Problem statement: Search the material below for the word "JSON" and copy every line in which it occurs.

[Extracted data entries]

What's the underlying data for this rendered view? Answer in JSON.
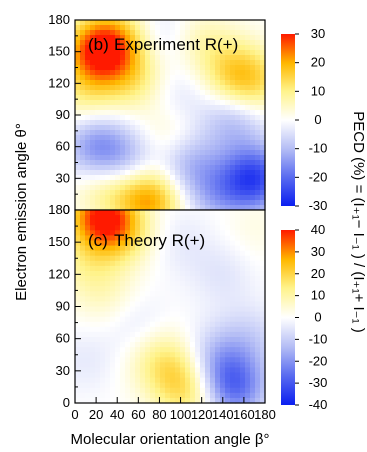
{
  "chart_data": [
    {
      "type": "heatmap",
      "title": "Experiment R(+)",
      "panel_tag": "(b)",
      "xlabel": "Molecular orientation angle β°",
      "ylabel": "Electron emission angle θ°",
      "xlim": [
        0,
        180
      ],
      "ylim": [
        0,
        180
      ],
      "x_ticks": [
        "0",
        "20",
        "40",
        "60",
        "80",
        "100",
        "120",
        "140",
        "160",
        "180"
      ],
      "y_ticks": [
        "0",
        "30",
        "60",
        "90",
        "120",
        "150",
        "180"
      ],
      "colorbar": {
        "ticks": [
          "-30",
          "-20",
          "-10",
          "0",
          "10",
          "20",
          "30"
        ],
        "vmin": -30,
        "vmax": 30
      },
      "grid": false,
      "features": [
        {
          "beta": 20,
          "theta": 150,
          "value": 24
        },
        {
          "beta": 40,
          "theta": 160,
          "value": 14
        },
        {
          "beta": 55,
          "theta": 125,
          "value": 10
        },
        {
          "beta": 10,
          "theta": 110,
          "value": 8
        },
        {
          "beta": 150,
          "theta": 130,
          "value": 12
        },
        {
          "beta": 170,
          "theta": 120,
          "value": 10
        },
        {
          "beta": 70,
          "theta": 10,
          "value": 22
        },
        {
          "beta": 30,
          "theta": 20,
          "value": 9
        },
        {
          "beta": 90,
          "theta": 65,
          "value": 7
        },
        {
          "beta": 120,
          "theta": 160,
          "value": 6
        },
        {
          "beta": 20,
          "theta": 60,
          "value": -14
        },
        {
          "beta": 50,
          "theta": 45,
          "value": -10
        },
        {
          "beta": 105,
          "theta": 45,
          "value": -12
        },
        {
          "beta": 150,
          "theta": 85,
          "value": -10
        },
        {
          "beta": 170,
          "theta": 30,
          "value": -24
        },
        {
          "beta": 135,
          "theta": 15,
          "value": -10
        },
        {
          "beta": 80,
          "theta": 165,
          "value": -5
        },
        {
          "beta": 100,
          "theta": 110,
          "value": -4
        }
      ]
    },
    {
      "type": "heatmap",
      "title": "Theory R(+)",
      "panel_tag": "(c)",
      "xlabel": "Molecular orientation angle β°",
      "ylabel": "Electron emission angle θ°",
      "xlim": [
        0,
        180
      ],
      "ylim": [
        0,
        180
      ],
      "x_ticks": [
        "0",
        "20",
        "40",
        "60",
        "80",
        "100",
        "120",
        "140",
        "160",
        "180"
      ],
      "y_ticks": [
        "0",
        "30",
        "60",
        "90",
        "120",
        "150",
        "180"
      ],
      "colorbar": {
        "ticks": [
          "-40",
          "-30",
          "-20",
          "-10",
          "0",
          "10",
          "20",
          "30",
          "40"
        ],
        "vmin": -40,
        "vmax": 40
      },
      "grid": false,
      "features": [
        {
          "beta": 25,
          "theta": 175,
          "value": 36
        },
        {
          "beta": 45,
          "theta": 160,
          "value": 14
        },
        {
          "beta": 10,
          "theta": 130,
          "value": 8
        },
        {
          "beta": 30,
          "theta": 100,
          "value": 6
        },
        {
          "beta": 95,
          "theta": 30,
          "value": 12
        },
        {
          "beta": 75,
          "theta": 45,
          "value": 8
        },
        {
          "beta": 110,
          "theta": 10,
          "value": 14
        },
        {
          "beta": 150,
          "theta": 15,
          "value": -26
        },
        {
          "beta": 130,
          "theta": 40,
          "value": -12
        },
        {
          "beta": 165,
          "theta": 60,
          "value": -8
        },
        {
          "beta": 60,
          "theta": 70,
          "value": -6
        },
        {
          "beta": 140,
          "theta": 120,
          "value": -5
        },
        {
          "beta": 100,
          "theta": 150,
          "value": -4
        },
        {
          "beta": 10,
          "theta": 40,
          "value": -4
        },
        {
          "beta": 170,
          "theta": 160,
          "value": 3
        }
      ]
    }
  ],
  "shared_colorbar_label": "PECD (%) = (I₊₁− I₋₁ ) / (I₊₁+ I₋₁ )"
}
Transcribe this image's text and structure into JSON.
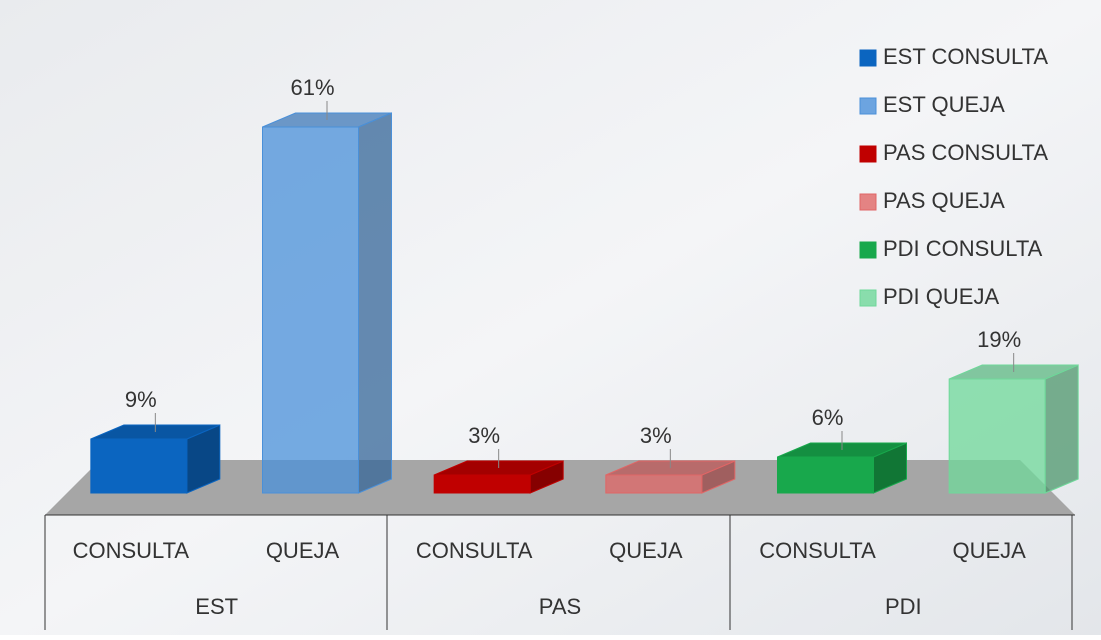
{
  "chart_data": {
    "type": "bar3d",
    "categories": [
      "CONSULTA",
      "QUEJA",
      "CONSULTA",
      "QUEJA",
      "CONSULTA",
      "QUEJA"
    ],
    "groups": [
      "EST",
      "PAS",
      "PDI"
    ],
    "ylim": [
      0,
      70
    ],
    "series": [
      {
        "name": "EST CONSULTA",
        "color": "#0b65c0",
        "values": [
          9,
          null,
          null,
          null,
          null,
          null
        ],
        "value_labels": [
          "9%",
          null,
          null,
          null,
          null,
          null
        ]
      },
      {
        "name": "EST QUEJA",
        "color": "#4a90d9",
        "values": [
          null,
          61,
          null,
          null,
          null,
          null
        ],
        "value_labels": [
          null,
          "61%",
          null,
          null,
          null,
          null
        ]
      },
      {
        "name": "PAS CONSULTA",
        "color": "#c00000",
        "values": [
          null,
          null,
          3,
          null,
          null,
          null
        ],
        "value_labels": [
          null,
          null,
          "3%",
          null,
          null,
          null
        ]
      },
      {
        "name": "PAS QUEJA",
        "color": "#e06666",
        "values": [
          null,
          null,
          null,
          3,
          null,
          null
        ],
        "value_labels": [
          null,
          null,
          null,
          "3%",
          null,
          null
        ]
      },
      {
        "name": "PDI CONSULTA",
        "color": "#18a84c",
        "values": [
          null,
          null,
          null,
          null,
          6,
          null
        ],
        "value_labels": [
          null,
          null,
          null,
          null,
          "6%",
          null
        ]
      },
      {
        "name": "PDI QUEJA",
        "color": "#6fd89a",
        "values": [
          null,
          null,
          null,
          null,
          null,
          19
        ],
        "value_labels": [
          null,
          null,
          null,
          null,
          null,
          "19%"
        ]
      }
    ]
  }
}
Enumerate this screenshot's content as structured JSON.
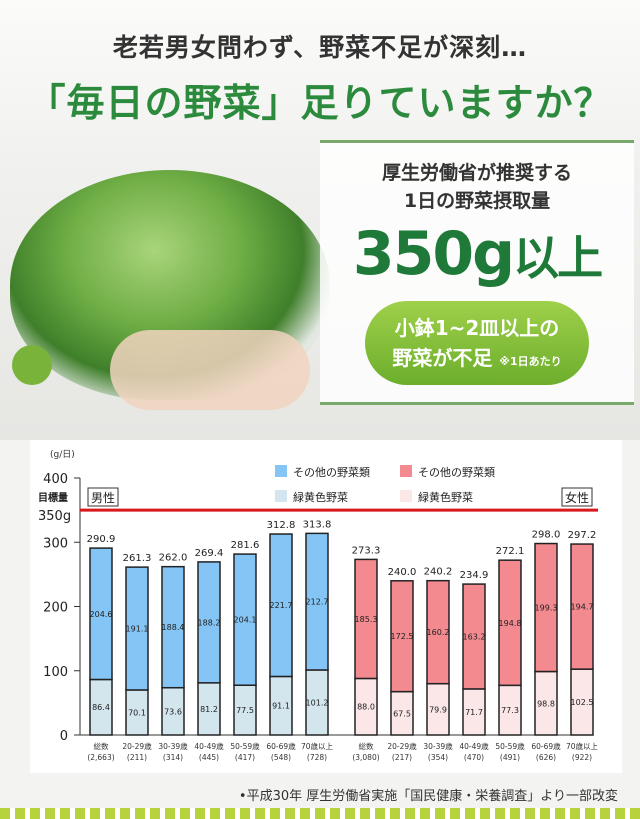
{
  "header": {
    "line1": "老若男女問わず、野菜不足が深刻…",
    "line2": "「毎日の野菜」足りていますか？"
  },
  "box": {
    "line1": "厚生労働省が推奨する",
    "line2": "1日の野菜摂取量",
    "amount": "350g",
    "amount_suffix": "以上",
    "pill_line1": "小鉢1~2皿以上の",
    "pill_line2": "野菜が不足",
    "pill_note": "※1日あたり"
  },
  "chart_data": {
    "type": "bar",
    "stacked": true,
    "unit_label": "(g/日)",
    "ylim": [
      0,
      400
    ],
    "yticks": [
      0,
      100,
      200,
      300,
      400
    ],
    "target": {
      "label1": "目標量",
      "label2": "350g",
      "value": 350,
      "color": "#d7191c"
    },
    "legend": {
      "male_other": "その他の野菜類",
      "male_green": "緑黄色野菜",
      "female_other": "その他の野菜類",
      "female_green": "緑黄色野菜"
    },
    "colors": {
      "male_other": "#84c5f5",
      "male_green": "#d3e6ee",
      "female_other": "#f28a90",
      "female_green": "#fbe6e8"
    },
    "groups": [
      {
        "name": "男性",
        "categories": [
          "総数",
          "20-29歳",
          "30-39歳",
          "40-49歳",
          "50-59歳",
          "60-69歳",
          "70歳以上"
        ],
        "n": [
          "(2,663)",
          "(211)",
          "(314)",
          "(445)",
          "(417)",
          "(548)",
          "(728)"
        ],
        "totals": [
          290.9,
          261.3,
          262.0,
          269.4,
          281.6,
          312.8,
          313.8
        ],
        "other": [
          204.6,
          191.1,
          188.4,
          188.2,
          204.1,
          221.7,
          212.7
        ],
        "green_yellow": [
          86.4,
          70.1,
          73.6,
          81.2,
          77.5,
          91.1,
          101.2
        ]
      },
      {
        "name": "女性",
        "categories": [
          "総数",
          "20-29歳",
          "30-39歳",
          "40-49歳",
          "50-59歳",
          "60-69歳",
          "70歳以上"
        ],
        "n": [
          "(3,080)",
          "(217)",
          "(354)",
          "(470)",
          "(491)",
          "(626)",
          "(922)"
        ],
        "totals": [
          273.3,
          240.0,
          240.2,
          234.9,
          272.1,
          298.0,
          297.2
        ],
        "other": [
          185.3,
          172.5,
          160.2,
          163.2,
          194.8,
          199.3,
          194.7
        ],
        "green_yellow": [
          88.0,
          67.5,
          79.9,
          71.7,
          77.3,
          98.8,
          102.5
        ]
      }
    ]
  },
  "source": "•平成30年 厚生労働省実施「国民健康・栄養調査」より一部改変"
}
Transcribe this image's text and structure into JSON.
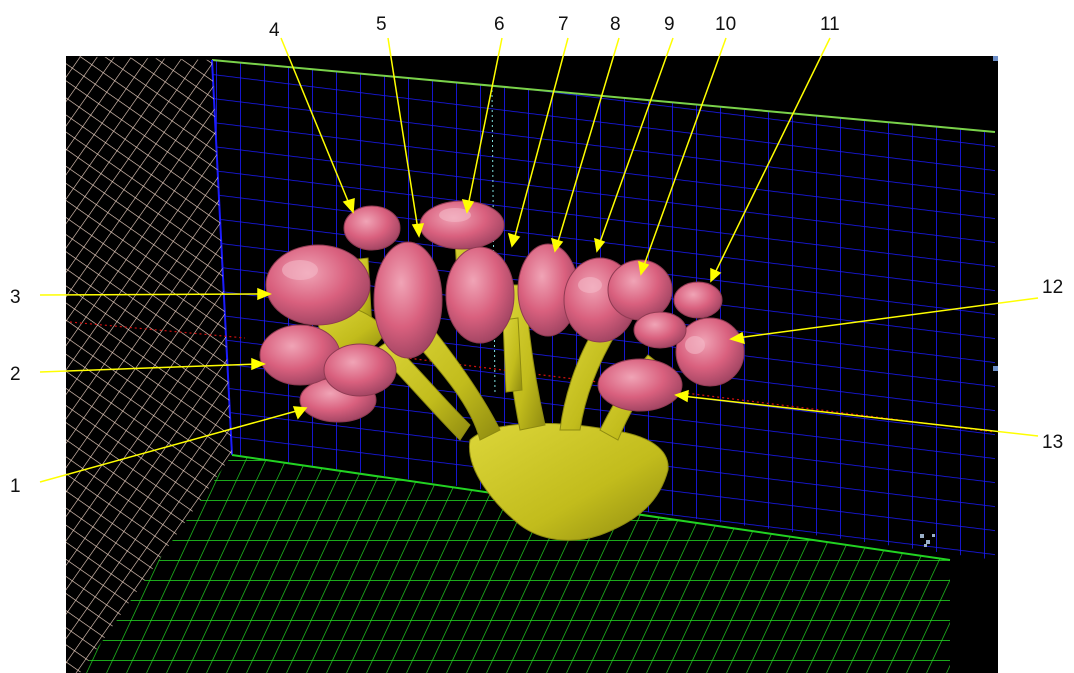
{
  "labels": [
    "1",
    "2",
    "3",
    "4",
    "5",
    "6",
    "7",
    "8",
    "9",
    "10",
    "11",
    "12",
    "13"
  ],
  "colors": {
    "background": "#000000",
    "back_grid": "#1212e6",
    "floor_grid": "#22d322",
    "left_grid": "#f2d6c6",
    "stem": "#c9c31f",
    "stem_dark": "#8e8a10",
    "lobe": "#d9607e",
    "lobe_light": "#ea9aae",
    "lobe_dark": "#8f3a52",
    "leader": "#ffff00",
    "guide": "#d01010"
  }
}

The reply:
What's the underlying data for this rendered view? Answer in JSON.
Transcribe this image's text and structure into JSON.
Enumerate this screenshot's content as structured JSON.
Transcribe this image's text and structure into JSON.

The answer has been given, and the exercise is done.